## start SOURCE DATA

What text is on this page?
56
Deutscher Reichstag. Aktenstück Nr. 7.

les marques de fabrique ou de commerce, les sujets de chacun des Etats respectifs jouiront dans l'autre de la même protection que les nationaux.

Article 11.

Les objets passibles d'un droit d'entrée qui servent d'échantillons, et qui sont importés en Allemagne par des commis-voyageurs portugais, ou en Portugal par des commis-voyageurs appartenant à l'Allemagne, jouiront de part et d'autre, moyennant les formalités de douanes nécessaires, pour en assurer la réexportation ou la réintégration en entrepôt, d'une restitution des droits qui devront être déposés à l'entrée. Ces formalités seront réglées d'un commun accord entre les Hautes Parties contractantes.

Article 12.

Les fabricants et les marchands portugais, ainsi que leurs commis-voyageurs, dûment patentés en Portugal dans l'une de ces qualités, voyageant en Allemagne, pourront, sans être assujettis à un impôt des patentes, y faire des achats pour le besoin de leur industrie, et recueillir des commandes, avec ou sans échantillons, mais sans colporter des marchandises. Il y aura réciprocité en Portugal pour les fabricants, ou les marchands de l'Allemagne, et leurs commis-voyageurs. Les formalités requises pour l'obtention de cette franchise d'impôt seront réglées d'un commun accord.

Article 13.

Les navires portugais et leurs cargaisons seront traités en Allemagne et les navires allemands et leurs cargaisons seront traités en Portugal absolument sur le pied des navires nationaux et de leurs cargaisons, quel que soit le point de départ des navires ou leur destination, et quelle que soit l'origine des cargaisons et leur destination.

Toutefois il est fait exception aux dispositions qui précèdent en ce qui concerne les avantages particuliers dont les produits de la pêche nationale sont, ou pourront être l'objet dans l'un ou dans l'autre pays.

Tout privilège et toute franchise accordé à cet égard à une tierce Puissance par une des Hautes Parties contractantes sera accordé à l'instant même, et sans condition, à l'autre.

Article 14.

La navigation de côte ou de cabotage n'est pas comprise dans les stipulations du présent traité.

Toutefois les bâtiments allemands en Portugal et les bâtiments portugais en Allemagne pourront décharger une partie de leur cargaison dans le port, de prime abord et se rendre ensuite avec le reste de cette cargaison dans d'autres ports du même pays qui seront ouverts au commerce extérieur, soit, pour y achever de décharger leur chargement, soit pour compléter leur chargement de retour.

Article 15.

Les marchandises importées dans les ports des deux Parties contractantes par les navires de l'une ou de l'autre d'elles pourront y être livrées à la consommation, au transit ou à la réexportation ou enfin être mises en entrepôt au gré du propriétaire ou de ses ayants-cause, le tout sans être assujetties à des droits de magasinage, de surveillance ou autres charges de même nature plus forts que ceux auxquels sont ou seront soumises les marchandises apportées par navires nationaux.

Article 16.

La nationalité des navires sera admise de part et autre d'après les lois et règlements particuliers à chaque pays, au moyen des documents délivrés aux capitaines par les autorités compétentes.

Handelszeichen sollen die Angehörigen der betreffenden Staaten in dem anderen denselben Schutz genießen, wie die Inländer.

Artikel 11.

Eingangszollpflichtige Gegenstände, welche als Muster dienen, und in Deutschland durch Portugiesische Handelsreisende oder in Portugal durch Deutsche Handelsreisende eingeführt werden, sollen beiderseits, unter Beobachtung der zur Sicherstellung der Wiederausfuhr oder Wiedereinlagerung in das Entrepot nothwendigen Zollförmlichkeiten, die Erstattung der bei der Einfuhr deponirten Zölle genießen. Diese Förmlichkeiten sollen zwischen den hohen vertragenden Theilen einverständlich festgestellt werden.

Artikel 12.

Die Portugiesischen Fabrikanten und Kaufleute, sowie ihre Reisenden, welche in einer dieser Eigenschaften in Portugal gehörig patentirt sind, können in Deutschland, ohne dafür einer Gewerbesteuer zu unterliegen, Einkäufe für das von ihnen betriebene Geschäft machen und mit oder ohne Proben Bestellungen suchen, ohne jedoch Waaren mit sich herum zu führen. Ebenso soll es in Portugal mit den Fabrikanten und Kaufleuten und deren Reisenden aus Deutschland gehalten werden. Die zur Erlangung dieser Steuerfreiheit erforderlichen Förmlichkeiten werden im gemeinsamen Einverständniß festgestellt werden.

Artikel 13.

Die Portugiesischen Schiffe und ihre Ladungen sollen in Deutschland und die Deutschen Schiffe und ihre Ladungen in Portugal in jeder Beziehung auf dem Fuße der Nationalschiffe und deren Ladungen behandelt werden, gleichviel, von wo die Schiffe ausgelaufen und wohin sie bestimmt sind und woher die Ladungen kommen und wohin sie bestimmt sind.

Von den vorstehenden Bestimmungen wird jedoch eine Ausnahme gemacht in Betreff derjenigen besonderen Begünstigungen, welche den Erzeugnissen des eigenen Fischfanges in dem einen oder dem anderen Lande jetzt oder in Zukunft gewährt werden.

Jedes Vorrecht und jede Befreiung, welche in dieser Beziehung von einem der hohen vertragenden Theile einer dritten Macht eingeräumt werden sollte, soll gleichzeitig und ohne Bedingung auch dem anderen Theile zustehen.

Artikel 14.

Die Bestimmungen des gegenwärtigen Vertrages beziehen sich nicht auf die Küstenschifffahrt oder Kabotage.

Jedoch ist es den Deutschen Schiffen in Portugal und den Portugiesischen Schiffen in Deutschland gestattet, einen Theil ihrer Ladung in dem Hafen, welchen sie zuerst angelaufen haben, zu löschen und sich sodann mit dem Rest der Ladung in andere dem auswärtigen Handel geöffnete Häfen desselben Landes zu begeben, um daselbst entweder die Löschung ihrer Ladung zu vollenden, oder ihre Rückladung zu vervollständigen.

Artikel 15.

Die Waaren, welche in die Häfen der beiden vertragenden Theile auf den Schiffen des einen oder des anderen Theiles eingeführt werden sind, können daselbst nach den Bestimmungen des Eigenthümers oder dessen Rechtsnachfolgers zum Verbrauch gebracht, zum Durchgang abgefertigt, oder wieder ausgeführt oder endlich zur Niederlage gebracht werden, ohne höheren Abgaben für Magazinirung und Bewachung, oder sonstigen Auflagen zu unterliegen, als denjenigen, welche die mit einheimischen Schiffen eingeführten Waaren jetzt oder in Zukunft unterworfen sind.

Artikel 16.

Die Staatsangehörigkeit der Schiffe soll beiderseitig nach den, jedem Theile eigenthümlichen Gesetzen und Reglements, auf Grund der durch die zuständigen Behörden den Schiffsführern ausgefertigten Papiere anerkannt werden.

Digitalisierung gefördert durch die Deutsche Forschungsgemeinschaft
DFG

## end SOURCE DATA
## start SOURCE DATA

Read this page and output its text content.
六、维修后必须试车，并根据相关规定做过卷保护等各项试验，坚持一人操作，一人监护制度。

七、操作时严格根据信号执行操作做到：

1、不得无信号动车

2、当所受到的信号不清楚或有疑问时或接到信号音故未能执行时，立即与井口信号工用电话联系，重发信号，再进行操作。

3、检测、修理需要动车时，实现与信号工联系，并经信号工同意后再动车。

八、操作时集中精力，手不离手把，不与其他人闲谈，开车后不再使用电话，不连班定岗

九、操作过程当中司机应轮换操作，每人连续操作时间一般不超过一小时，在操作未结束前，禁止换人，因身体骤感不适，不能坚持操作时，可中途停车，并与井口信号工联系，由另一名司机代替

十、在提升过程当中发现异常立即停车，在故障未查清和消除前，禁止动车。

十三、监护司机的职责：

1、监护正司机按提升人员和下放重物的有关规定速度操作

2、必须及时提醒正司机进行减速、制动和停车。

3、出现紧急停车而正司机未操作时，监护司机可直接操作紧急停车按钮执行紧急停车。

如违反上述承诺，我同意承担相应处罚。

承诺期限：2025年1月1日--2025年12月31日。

## end SOURCE DATA
## start SOURCE DATA

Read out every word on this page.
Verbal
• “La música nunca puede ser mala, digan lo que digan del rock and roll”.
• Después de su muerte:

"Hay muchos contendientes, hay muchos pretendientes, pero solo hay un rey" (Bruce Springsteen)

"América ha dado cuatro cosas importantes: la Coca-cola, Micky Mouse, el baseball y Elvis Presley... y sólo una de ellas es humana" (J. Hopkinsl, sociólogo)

## end SOURCE DATA

» **EXERCISE GOAL**: Scan the material above. Copy each line that holds the word "genießen".

» **REPLY**:
Handelszeichen sollen die Angehörigen der betreffenden Staaten in dem anderen denselben Schutz genießen, wie die Inländer.
Eingangszollpflichtige Gegenstände, welche als Muster dienen, und in Deutschland durch Portugiesische Handelsreisende oder in Portugal durch Deutsche Handelsreisende eingeführt werden, sollen beiderseits, unter Beobachtung der zur Sicherstellung der Wiederausfuhr oder Wiedereinlagerung in das Entrepot nothwendigen Zollförmlichkeiten, die Erstattung der bei der Einfuhr deponirten Zölle genießen. Diese Förmlichkeiten sollen zwischen den hohen vertragenden Theilen einverständlich festgestellt werden.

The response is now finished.